# YOUR OBJECTIVE
Reproduce the records. Keep every word exact and include no images.

# SOURCE DATA

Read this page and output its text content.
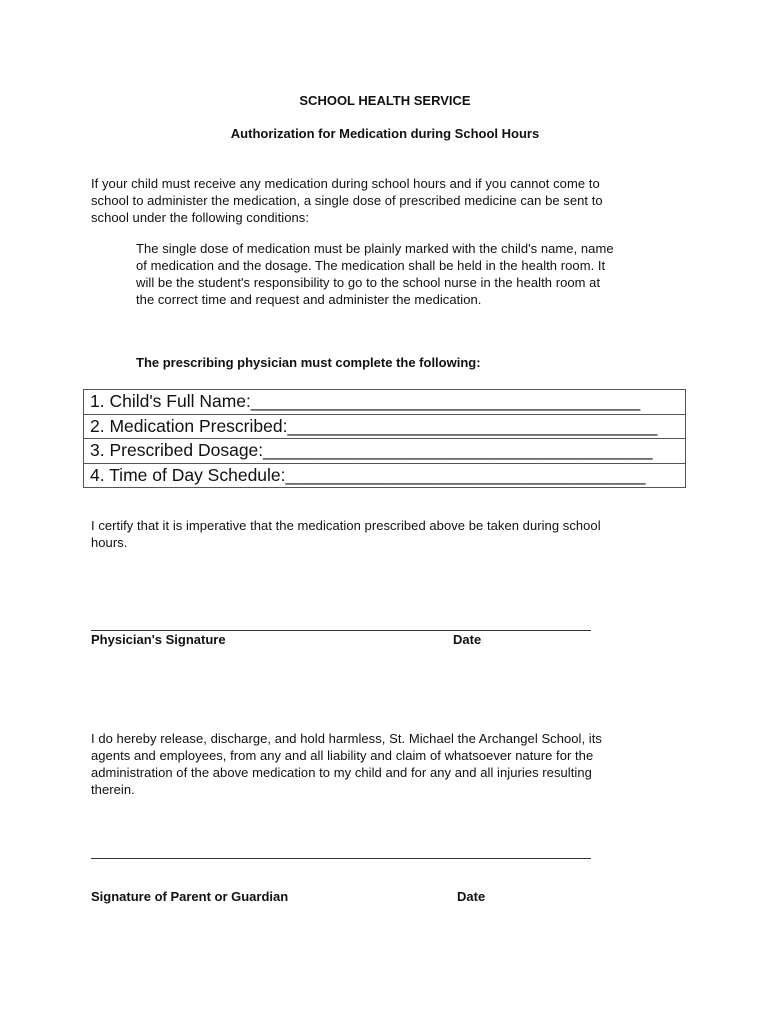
SCHOOL HEALTH SERVICE
Authorization for Medication during School Hours
If your child must receive any medication during school hours and if you cannot come to school to administer the medication, a single dose of prescribed medicine can be sent to school under the following conditions:
The single dose of medication must be plainly marked with the child's name, name of medication and the dosage. The medication shall be held in the health room. It will be the student's responsibility to go to the school nurse in the health room at the correct time and request and administer the medication.
The prescribing physician must complete the following:
1. Child's Full Name:________________________________________
2. Medication Prescribed:______________________________________
3. Prescribed Dosage:________________________________________
4. Time of Day Schedule:_____________________________________
I certify that it is imperative that the medication prescribed above be taken during school hours.
Physician's Signature	Date
I do hereby release, discharge, and hold harmless, St. Michael the Archangel School, its agents and employees, from any and all liability and claim of whatsoever nature for the administration of the above medication to my child and for any and all injuries resulting therein.
Signature of Parent or Guardian	Date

# RESULT FOR THIS EXERCISE
Read this page and output its text content.
SCHOOL HEALTH SERVICE
Authorization for Medication during School Hours
If your child must receive any medication during school hours and if you cannot come to school to administer the medication, a single dose of prescribed medicine can be sent to school under the following conditions:
The single dose of medication must be plainly marked with the child's name, name of medication and the dosage. The medication shall be held in the health room. It will be the student's responsibility to go to the school nurse in the health room at the correct time and request and administer the medication.
The prescribing physician must complete the following:
1. Child's Full Name:________________________________________
2. Medication Prescribed:______________________________________
3. Prescribed Dosage:________________________________________
4. Time of Day Schedule:_____________________________________
I certify that it is imperative that the medication prescribed above be taken during school hours.
Physician's Signature	Date
I do hereby release, discharge, and hold harmless, St. Michael the Archangel School, its agents and employees, from any and all liability and claim of whatsoever nature for the administration of the above medication to my child and for any and all injuries resulting therein.
Signature of Parent or Guardian	Date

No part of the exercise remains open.